◆ **Objective**
Extract every line where the string "true" appears.

◆ **Rows**
○ ○ ○ ○
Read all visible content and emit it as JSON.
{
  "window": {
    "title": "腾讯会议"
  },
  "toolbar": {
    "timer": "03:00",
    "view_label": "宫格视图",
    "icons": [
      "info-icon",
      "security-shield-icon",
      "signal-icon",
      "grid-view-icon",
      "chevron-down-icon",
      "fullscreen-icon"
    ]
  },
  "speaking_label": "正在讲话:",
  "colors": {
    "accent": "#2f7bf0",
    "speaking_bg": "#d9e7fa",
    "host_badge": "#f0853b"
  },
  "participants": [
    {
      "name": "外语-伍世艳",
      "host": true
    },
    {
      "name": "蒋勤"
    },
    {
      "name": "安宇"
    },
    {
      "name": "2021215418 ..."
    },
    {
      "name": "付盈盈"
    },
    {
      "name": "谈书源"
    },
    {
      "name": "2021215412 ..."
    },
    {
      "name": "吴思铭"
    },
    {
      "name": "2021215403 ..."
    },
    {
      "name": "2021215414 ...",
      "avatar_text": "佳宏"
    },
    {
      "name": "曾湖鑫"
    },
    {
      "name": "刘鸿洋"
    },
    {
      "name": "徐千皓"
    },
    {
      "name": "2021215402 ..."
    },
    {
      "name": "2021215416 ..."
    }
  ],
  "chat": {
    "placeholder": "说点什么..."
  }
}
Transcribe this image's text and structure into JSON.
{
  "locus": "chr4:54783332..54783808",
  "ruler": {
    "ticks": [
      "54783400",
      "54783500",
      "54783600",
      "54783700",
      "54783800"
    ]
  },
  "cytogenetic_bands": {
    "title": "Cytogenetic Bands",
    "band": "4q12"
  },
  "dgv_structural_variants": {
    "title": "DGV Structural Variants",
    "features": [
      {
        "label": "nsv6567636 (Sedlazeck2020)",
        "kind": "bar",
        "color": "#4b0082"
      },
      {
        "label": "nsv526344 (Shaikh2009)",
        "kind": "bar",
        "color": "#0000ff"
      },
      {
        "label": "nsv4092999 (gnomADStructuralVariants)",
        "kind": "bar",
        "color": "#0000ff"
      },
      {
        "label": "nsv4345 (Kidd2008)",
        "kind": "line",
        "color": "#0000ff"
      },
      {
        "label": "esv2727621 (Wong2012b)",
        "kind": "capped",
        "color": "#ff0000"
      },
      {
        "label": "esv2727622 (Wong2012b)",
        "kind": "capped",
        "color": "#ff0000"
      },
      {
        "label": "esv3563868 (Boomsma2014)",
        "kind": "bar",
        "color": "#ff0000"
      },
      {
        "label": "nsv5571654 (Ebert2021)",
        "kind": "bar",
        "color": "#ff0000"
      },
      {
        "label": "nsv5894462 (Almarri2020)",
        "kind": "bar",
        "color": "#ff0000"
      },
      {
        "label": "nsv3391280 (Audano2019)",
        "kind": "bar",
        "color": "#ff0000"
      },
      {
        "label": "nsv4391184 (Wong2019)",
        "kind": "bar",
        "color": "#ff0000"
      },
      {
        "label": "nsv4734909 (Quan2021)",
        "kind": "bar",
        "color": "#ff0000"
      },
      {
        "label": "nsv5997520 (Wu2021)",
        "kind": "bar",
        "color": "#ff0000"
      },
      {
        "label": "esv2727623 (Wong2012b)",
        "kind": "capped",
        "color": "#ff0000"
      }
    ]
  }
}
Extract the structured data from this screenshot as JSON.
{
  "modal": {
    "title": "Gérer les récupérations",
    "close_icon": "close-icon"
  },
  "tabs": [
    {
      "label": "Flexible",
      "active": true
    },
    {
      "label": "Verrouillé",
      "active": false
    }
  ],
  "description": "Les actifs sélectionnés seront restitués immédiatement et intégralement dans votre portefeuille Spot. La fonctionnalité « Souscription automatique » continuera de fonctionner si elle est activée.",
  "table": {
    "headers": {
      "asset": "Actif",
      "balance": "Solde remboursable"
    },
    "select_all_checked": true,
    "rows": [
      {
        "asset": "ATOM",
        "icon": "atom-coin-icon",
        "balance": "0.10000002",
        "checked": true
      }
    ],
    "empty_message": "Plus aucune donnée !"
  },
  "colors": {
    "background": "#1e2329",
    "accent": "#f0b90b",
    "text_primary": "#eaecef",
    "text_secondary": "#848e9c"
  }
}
○ ○ ○ ○
◆ **Answer to this exercise**
      "host": true
      "active": true
    "select_all_checked": true,
        "checked": true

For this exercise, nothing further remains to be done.